| TASK DIRECTIONS |
Locate each line in the records containing "ylabel". Copy it.

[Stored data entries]
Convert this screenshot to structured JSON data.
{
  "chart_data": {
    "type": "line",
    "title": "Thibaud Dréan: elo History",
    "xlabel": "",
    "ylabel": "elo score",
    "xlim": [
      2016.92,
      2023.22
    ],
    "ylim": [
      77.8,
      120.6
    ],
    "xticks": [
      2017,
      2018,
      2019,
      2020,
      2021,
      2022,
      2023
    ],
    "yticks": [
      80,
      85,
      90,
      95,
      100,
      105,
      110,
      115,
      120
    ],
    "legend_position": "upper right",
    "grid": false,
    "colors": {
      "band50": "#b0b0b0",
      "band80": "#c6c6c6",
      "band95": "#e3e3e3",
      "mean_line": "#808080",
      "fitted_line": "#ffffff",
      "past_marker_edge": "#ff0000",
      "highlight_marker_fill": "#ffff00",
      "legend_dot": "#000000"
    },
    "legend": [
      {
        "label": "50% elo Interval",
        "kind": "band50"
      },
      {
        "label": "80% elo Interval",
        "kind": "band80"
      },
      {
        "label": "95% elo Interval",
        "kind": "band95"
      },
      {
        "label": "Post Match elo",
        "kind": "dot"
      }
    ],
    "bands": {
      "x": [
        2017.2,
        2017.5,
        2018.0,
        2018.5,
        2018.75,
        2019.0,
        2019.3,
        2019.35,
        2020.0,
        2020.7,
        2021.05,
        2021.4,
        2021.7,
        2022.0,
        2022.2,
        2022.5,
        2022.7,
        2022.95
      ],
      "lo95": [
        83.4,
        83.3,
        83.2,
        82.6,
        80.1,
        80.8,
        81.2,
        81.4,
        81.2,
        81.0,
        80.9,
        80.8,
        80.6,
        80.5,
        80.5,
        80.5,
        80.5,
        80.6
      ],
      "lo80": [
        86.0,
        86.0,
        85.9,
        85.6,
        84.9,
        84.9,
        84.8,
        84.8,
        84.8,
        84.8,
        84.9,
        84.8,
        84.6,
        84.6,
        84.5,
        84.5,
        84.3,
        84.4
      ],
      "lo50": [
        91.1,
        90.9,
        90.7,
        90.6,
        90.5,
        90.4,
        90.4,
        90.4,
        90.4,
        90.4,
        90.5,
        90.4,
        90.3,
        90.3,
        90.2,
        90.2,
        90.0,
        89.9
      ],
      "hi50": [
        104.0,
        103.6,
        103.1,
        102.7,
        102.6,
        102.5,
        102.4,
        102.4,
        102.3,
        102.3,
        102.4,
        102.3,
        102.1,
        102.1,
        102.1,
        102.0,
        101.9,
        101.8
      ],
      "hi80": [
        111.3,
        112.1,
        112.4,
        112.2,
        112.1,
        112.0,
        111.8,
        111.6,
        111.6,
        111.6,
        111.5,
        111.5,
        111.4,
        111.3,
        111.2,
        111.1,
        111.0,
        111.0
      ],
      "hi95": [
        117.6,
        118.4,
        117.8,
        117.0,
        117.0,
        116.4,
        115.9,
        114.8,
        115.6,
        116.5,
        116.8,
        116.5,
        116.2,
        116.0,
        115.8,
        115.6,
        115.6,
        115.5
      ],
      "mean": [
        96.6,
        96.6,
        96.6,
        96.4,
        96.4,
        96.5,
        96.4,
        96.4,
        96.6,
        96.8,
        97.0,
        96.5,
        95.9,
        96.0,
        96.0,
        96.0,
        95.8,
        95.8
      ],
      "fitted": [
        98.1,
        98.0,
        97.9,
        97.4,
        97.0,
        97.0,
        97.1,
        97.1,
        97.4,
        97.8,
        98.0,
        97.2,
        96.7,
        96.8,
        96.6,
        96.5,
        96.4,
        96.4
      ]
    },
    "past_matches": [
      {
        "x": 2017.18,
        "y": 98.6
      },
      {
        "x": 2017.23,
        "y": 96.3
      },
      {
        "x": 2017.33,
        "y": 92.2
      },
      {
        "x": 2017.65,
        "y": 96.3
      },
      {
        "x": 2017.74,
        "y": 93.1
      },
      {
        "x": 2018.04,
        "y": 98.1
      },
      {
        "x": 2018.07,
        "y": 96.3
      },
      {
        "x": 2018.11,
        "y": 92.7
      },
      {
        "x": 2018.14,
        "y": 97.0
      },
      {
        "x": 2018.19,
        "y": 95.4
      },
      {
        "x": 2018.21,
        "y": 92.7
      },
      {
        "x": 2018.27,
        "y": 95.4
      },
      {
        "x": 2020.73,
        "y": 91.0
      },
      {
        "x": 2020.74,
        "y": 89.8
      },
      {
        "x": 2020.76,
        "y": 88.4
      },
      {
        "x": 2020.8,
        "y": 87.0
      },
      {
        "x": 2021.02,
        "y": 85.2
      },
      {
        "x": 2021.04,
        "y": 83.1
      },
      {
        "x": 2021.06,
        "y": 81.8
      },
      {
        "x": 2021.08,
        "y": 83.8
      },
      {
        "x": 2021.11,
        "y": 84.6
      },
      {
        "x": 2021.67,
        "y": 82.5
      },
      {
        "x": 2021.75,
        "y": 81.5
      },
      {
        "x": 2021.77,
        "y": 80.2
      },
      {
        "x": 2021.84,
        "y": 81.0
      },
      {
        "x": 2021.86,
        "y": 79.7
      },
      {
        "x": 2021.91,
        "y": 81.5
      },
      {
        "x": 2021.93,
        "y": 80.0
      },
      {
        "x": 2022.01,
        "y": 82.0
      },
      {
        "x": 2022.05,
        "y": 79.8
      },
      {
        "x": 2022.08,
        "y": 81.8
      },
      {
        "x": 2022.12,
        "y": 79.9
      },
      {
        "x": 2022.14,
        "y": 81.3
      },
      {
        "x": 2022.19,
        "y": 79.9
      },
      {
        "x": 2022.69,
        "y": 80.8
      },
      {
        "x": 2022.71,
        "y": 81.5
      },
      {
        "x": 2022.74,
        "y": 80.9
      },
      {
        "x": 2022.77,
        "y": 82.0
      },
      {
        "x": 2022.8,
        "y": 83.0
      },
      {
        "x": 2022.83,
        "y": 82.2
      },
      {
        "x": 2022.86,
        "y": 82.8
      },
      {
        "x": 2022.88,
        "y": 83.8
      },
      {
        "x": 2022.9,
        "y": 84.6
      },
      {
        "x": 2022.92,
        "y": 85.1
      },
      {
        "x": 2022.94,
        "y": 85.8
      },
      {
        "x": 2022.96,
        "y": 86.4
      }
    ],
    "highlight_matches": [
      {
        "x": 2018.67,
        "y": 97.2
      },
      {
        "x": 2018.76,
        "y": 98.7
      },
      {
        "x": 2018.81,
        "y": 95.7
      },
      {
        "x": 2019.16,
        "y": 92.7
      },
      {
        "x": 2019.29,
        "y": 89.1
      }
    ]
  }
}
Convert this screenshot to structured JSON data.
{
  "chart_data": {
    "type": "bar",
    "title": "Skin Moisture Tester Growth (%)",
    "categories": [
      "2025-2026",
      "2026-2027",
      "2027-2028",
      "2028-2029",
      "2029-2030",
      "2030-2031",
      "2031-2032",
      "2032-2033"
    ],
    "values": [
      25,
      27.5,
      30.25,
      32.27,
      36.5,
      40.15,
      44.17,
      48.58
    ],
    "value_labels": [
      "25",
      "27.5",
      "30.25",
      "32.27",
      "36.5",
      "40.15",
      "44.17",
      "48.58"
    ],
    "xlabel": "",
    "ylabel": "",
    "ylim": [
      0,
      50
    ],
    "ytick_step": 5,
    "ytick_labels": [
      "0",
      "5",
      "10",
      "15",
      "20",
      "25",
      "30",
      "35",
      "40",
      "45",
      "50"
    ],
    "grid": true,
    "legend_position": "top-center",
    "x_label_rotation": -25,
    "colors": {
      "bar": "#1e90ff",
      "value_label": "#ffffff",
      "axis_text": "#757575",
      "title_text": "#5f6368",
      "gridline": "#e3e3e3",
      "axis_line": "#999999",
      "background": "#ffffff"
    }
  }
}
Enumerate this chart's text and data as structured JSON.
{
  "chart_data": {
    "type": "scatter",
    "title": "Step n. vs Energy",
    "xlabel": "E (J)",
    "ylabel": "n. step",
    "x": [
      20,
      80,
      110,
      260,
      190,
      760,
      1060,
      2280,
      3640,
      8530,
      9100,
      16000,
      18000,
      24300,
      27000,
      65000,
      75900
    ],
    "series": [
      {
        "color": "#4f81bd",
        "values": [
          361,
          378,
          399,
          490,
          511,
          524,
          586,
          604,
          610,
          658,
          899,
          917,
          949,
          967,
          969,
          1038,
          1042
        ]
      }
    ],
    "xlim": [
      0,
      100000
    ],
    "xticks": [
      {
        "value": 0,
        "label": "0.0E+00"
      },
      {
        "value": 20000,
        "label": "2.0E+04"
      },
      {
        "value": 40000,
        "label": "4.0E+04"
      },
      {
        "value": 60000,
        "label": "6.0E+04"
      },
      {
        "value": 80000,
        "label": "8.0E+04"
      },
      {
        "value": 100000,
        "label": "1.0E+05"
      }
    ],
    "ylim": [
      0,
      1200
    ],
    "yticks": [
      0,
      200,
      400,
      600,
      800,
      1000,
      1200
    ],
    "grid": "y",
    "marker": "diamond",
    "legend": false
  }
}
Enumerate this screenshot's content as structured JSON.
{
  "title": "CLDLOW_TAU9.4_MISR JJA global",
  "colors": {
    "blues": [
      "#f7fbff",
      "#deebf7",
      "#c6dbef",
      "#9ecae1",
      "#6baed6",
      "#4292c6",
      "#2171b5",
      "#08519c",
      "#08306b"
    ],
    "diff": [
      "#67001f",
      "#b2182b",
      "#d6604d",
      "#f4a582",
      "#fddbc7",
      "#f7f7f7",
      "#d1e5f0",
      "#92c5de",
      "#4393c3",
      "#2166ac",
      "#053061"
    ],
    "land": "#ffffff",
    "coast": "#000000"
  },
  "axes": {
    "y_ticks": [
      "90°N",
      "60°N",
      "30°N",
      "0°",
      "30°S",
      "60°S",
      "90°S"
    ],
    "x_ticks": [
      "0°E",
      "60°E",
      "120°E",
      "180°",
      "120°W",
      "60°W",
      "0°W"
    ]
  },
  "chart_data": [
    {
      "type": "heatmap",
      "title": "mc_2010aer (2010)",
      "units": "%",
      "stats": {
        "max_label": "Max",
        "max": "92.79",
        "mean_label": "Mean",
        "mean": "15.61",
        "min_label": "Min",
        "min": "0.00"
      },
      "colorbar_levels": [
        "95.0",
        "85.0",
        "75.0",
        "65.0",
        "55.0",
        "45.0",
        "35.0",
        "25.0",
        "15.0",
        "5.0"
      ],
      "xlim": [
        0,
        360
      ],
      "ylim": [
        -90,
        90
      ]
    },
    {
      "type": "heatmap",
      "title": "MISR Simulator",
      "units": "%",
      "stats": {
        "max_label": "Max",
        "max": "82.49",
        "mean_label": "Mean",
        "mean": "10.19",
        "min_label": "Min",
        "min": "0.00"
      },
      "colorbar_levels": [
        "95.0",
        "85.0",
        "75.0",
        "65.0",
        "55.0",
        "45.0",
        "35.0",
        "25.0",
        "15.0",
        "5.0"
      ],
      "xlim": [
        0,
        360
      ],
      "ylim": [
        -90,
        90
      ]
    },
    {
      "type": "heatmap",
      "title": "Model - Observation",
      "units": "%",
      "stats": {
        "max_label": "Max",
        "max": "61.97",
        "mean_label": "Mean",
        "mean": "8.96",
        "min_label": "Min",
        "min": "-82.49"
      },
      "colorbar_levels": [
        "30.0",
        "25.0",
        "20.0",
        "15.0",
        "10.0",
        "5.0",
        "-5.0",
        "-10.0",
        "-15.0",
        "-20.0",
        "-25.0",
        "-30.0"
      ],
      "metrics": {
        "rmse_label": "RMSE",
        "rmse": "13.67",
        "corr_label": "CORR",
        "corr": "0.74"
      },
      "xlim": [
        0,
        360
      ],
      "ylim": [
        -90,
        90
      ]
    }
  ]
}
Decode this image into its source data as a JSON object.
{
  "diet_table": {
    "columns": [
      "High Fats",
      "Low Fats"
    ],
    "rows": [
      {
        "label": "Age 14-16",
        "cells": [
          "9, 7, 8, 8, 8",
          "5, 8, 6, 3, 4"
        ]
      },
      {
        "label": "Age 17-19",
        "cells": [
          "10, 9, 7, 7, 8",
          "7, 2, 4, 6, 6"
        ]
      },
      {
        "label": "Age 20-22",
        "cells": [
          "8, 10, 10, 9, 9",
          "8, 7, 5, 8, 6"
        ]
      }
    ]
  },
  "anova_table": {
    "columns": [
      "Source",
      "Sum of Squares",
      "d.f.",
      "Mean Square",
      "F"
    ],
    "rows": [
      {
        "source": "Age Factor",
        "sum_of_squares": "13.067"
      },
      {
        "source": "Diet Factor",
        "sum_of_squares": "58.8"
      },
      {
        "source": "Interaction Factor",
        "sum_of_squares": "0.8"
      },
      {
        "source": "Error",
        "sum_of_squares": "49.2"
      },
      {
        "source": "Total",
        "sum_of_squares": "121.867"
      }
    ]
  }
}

| FULL SOLUTION |
    "ylabel": "elo score",
    "ylabel": "",
    "ylabel": "n. step",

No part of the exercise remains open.